→ **TASK TO COMPLETE**: Copy each line that has the string "famille" somewhere in it.

→ **SUPPLIED INFORMATION**:
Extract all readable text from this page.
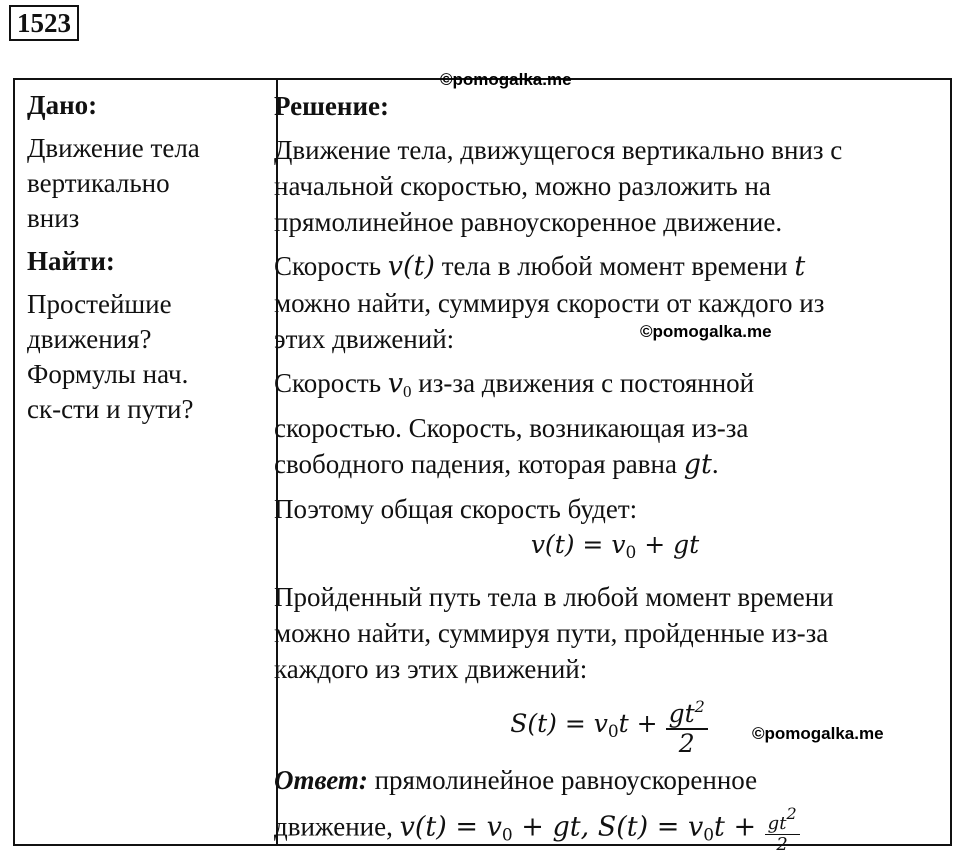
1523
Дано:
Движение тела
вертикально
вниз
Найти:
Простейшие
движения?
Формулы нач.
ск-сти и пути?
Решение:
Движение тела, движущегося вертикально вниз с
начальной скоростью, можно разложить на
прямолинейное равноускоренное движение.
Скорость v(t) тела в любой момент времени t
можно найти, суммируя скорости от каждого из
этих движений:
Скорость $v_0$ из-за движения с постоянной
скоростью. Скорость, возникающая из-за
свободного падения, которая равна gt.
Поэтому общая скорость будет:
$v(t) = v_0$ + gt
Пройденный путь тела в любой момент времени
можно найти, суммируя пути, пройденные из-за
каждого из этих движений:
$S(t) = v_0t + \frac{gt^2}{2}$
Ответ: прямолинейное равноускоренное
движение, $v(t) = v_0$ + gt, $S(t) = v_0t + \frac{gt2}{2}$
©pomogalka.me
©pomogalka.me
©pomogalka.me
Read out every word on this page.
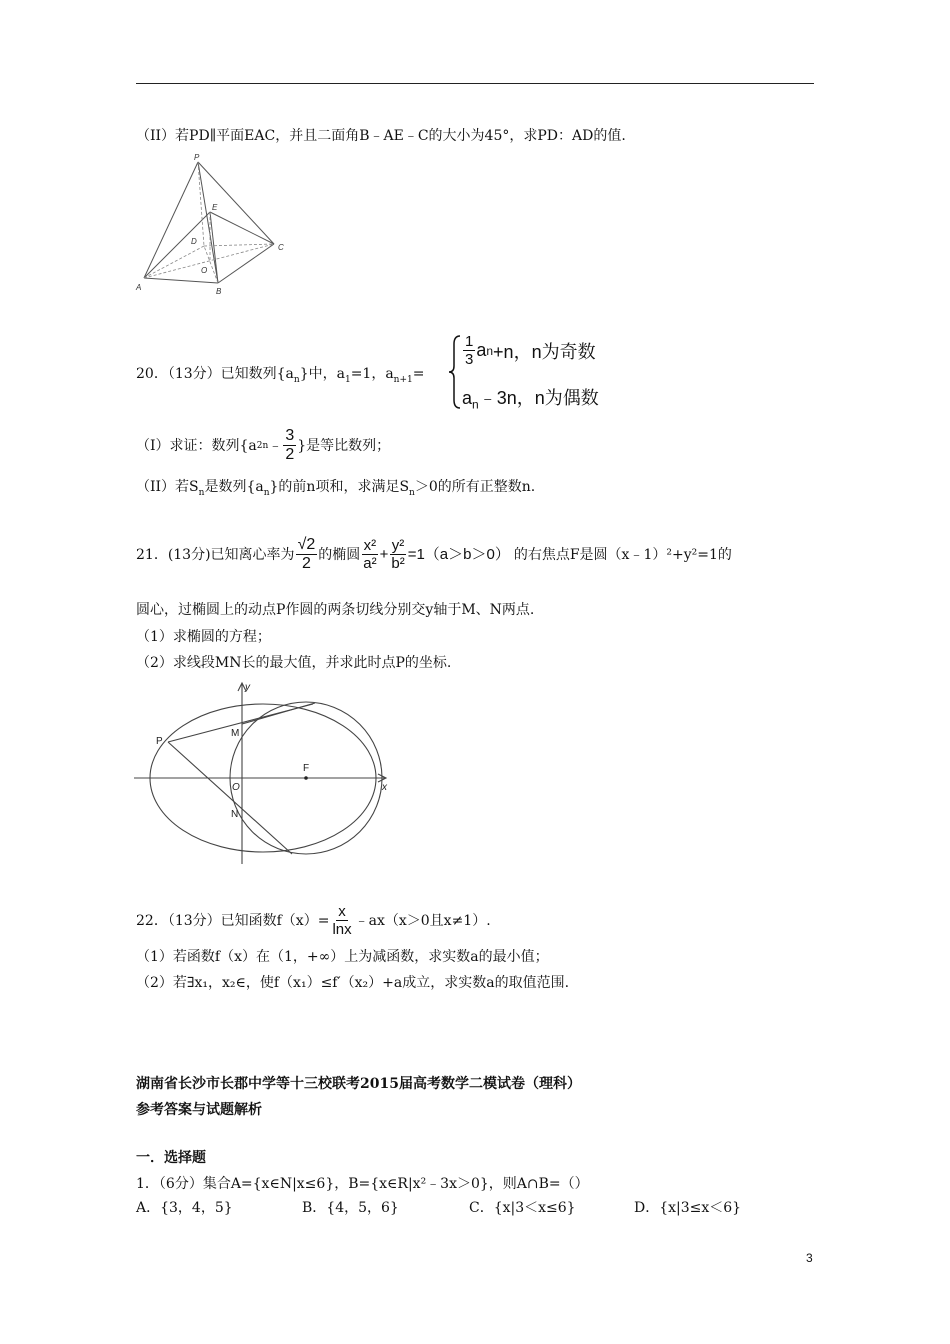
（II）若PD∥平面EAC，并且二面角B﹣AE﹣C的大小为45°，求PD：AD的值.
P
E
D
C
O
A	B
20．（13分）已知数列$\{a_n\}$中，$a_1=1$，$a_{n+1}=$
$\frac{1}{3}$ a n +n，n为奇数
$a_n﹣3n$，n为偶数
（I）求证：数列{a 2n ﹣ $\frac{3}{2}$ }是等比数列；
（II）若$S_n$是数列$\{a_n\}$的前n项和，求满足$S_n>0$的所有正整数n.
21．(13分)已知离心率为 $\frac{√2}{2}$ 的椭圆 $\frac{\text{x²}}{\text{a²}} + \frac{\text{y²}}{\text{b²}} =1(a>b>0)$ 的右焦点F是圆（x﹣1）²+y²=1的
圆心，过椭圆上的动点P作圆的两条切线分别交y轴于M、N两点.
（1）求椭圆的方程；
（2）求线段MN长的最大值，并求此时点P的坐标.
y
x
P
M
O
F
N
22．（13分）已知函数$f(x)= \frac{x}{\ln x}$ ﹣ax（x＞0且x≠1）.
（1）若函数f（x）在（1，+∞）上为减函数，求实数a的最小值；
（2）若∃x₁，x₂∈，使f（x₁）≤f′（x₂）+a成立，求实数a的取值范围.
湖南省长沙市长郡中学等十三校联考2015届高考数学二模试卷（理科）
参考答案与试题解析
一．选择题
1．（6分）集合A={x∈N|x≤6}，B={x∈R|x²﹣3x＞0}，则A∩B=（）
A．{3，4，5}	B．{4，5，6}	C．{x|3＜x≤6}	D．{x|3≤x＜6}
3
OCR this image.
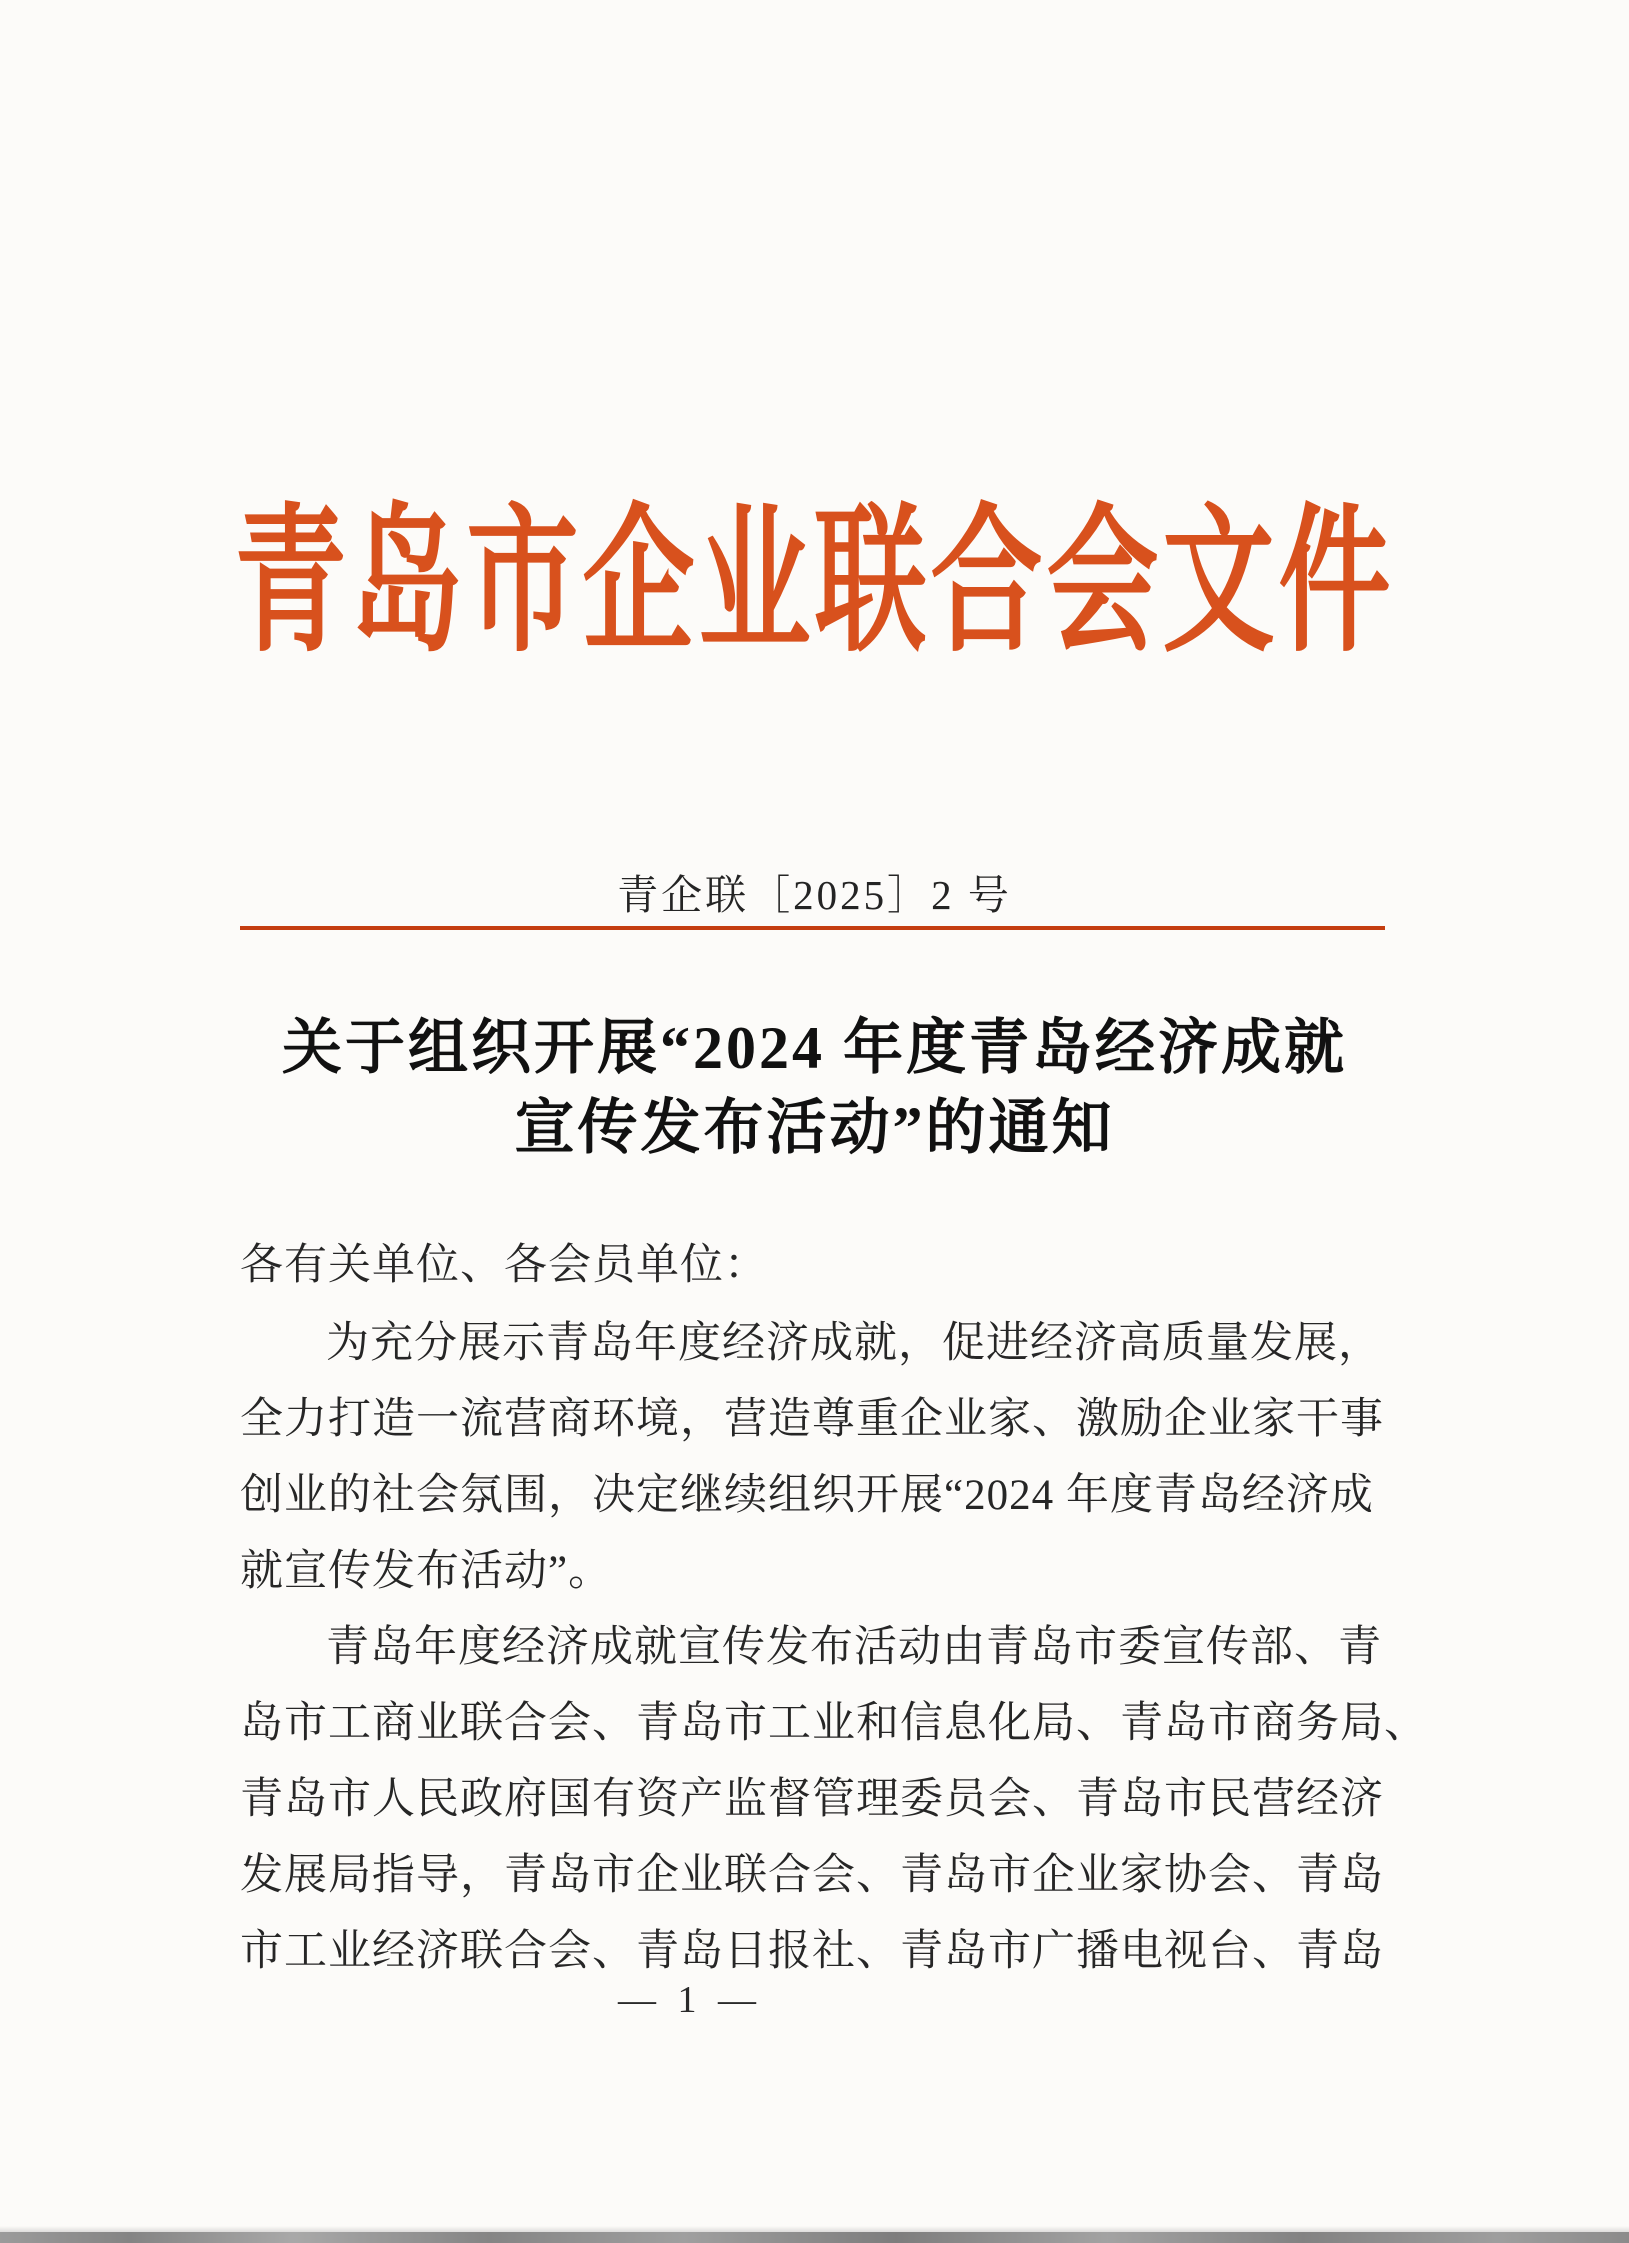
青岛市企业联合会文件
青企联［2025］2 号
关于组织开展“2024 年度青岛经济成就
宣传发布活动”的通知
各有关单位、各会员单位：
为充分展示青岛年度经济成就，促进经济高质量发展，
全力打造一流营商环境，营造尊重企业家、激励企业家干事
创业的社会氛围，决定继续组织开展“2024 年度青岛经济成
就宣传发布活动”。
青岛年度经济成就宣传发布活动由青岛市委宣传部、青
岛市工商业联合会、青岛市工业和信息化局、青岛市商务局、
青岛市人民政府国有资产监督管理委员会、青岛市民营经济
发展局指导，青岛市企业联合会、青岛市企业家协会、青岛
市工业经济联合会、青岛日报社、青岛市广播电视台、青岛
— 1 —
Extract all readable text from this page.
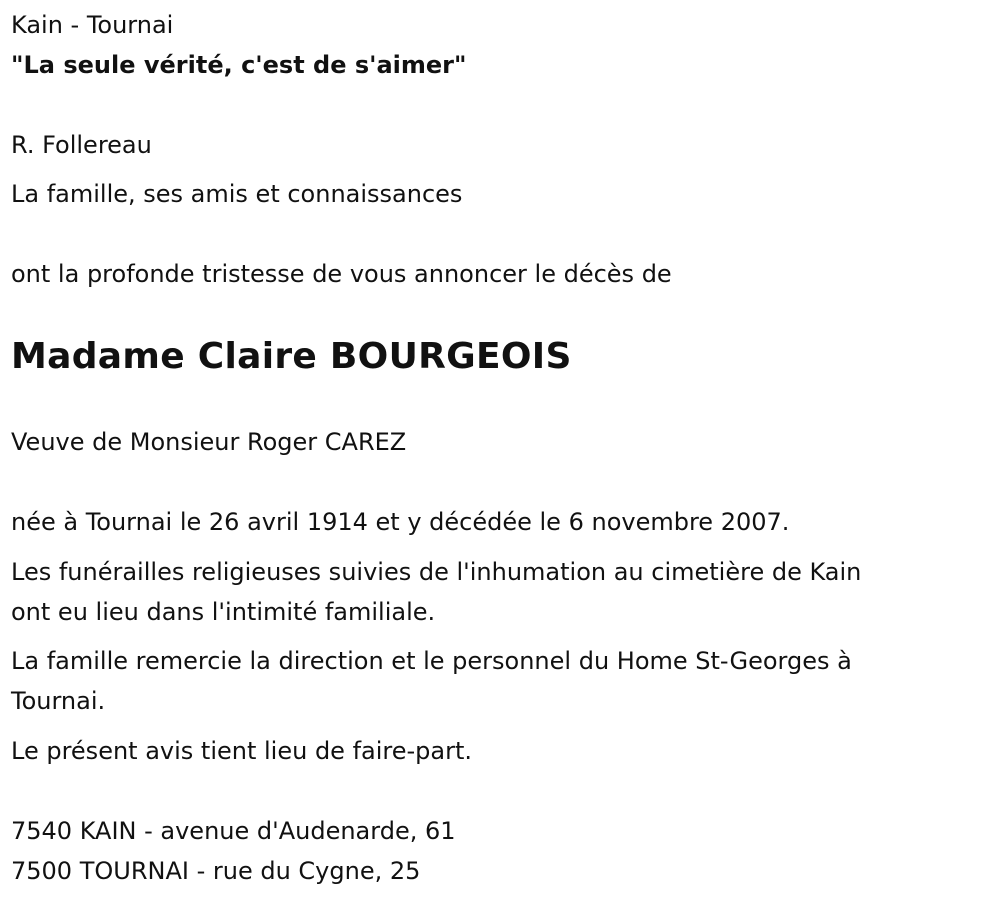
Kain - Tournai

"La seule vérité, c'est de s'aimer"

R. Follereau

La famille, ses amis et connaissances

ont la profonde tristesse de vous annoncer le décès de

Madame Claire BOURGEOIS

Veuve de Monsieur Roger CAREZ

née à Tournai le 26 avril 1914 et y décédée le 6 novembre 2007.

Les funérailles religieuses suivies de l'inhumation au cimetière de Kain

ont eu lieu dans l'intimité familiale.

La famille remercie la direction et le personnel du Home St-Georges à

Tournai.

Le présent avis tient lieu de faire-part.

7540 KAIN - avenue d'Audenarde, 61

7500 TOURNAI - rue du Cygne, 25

→ **TASK RESULT**:
La famille, ses amis et connaissances
La famille remercie la direction et le personnel du Home St-Georges à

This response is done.